+++ Source data

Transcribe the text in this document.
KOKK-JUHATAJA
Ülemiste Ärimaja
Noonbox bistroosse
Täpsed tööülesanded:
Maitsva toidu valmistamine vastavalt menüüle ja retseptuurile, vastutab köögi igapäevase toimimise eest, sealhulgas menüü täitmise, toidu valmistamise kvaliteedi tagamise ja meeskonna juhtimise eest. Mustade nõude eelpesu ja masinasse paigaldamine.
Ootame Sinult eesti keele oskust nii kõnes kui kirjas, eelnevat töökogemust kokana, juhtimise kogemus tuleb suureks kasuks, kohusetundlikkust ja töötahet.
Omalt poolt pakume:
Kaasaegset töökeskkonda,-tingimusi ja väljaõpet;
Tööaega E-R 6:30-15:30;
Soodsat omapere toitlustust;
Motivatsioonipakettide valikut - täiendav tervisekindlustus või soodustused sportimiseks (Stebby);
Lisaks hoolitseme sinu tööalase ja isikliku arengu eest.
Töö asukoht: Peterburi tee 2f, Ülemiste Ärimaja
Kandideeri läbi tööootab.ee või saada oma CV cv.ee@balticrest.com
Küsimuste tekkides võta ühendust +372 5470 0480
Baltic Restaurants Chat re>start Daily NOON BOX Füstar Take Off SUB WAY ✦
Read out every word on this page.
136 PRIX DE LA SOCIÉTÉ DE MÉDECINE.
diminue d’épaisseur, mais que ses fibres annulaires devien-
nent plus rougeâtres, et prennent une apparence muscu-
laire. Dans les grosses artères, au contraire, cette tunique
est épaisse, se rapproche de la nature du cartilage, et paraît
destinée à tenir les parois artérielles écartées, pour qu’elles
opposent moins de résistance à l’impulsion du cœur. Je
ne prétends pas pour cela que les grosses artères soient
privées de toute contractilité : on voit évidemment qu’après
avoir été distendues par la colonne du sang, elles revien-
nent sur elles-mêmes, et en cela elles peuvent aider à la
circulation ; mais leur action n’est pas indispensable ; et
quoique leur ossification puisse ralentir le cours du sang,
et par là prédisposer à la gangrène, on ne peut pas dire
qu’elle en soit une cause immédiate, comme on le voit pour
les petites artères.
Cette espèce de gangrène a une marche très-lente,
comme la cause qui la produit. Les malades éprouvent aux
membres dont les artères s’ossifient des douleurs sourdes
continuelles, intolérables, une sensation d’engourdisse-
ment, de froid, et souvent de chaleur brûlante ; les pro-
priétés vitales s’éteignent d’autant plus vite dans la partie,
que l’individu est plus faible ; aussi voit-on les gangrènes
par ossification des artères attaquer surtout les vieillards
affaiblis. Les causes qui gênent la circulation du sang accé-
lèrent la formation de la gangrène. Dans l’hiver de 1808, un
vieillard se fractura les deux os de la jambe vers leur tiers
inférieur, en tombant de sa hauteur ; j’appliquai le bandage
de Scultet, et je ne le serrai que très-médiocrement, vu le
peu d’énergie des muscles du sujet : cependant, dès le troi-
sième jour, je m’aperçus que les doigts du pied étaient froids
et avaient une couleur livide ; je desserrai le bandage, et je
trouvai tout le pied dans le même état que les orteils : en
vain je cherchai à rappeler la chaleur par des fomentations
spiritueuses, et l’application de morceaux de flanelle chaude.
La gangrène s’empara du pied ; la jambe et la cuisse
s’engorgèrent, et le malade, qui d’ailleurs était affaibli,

++++++

#### Exercise task
Reproduce each record shown above without altering a single word.

#### Output of the exercise
Transcribe the text in this document.
KOKK-JUHATAJA
Ülemiste Ärimaja
Noonbox bistroosse
Täpsed tööülesanded:
Maitsva toidu valmistamine vastavalt menüüle ja retseptuurile, vastutab köögi igapäevase toimimise eest, sealhulgas menüü täitmise, toidu valmistamise kvaliteedi tagamise ja meeskonna juhtimise eest. Mustade nõude eelpesu ja masinasse paigaldamine.
Ootame Sinult eesti keele oskust nii kõnes kui kirjas, eelnevat töökogemust kokana, juhtimise kogemus tuleb suureks kasuks, kohusetundlikkust ja töötahet.
Omalt poolt pakume:
Kaasaegset töökeskkonda,-tingimusi ja väljaõpet;
Tööaega E-R 6:30-15:30;
Soodsat omapere toitlustust;
Motivatsioonipakettide valikut - täiendav tervisekindlustus või soodustused sportimiseks (Stebby);
Lisaks hoolitseme sinu tööalase ja isikliku arengu eest.
Töö asukoht: Peterburi tee 2f, Ülemiste Ärimaja
Kandideeri läbi tööootab.ee või saada oma CV cv.ee@balticrest.com
Küsimuste tekkides võta ühendust +372 5470 0480
Baltic Restaurants Chat re>start Daily NOON BOX Füstar Take Off SUB WAY ✦
Read out every word on this page.
136 PRIX DE LA SOCIÉTÉ DE MÉDECINE.
diminue d’épaisseur, mais que ses fibres annulaires devien-
nent plus rougeâtres, et prennent une apparence muscu-
laire. Dans les grosses artères, au contraire, cette tunique
est épaisse, se rapproche de la nature du cartilage, et paraît
destinée à tenir les parois artérielles écartées, pour qu’elles
opposent moins de résistance à l’impulsion du cœur. Je
ne prétends pas pour cela que les grosses artères soient
privées de toute contractilité : on voit évidemment qu’après
avoir été distendues par la colonne du sang, elles revien-
nent sur elles-mêmes, et en cela elles peuvent aider à la
circulation ; mais leur action n’est pas indispensable ; et
quoique leur ossification puisse ralentir le cours du sang,
et par là prédisposer à la gangrène, on ne peut pas dire
qu’elle en soit une cause immédiate, comme on le voit pour
les petites artères.
Cette espèce de gangrène a une marche très-lente,
comme la cause qui la produit. Les malades éprouvent aux
membres dont les artères s’ossifient des douleurs sourdes
continuelles, intolérables, une sensation d’engourdisse-
ment, de froid, et souvent de chaleur brûlante ; les pro-
priétés vitales s’éteignent d’autant plus vite dans la partie,
que l’individu est plus faible ; aussi voit-on les gangrènes
par ossification des artères attaquer surtout les vieillards
affaiblis. Les causes qui gênent la circulation du sang accé-
lèrent la formation de la gangrène. Dans l’hiver de 1808, un
vieillard se fractura les deux os de la jambe vers leur tiers
inférieur, en tombant de sa hauteur ; j’appliquai le bandage
de Scultet, et je ne le serrai que très-médiocrement, vu le
peu d’énergie des muscles du sujet : cependant, dès le troi-
sième jour, je m’aperçus que les doigts du pied étaient froids
et avaient une couleur livide ; je desserrai le bandage, et je
trouvai tout le pied dans le même état que les orteils : en
vain je cherchai à rappeler la chaleur par des fomentations
spiritueuses, et l’application de morceaux de flanelle chaude.
La gangrène s’empara du pied ; la jambe et la cuisse
s’engorgèrent, et le malade, qui d’ailleurs était affaibli,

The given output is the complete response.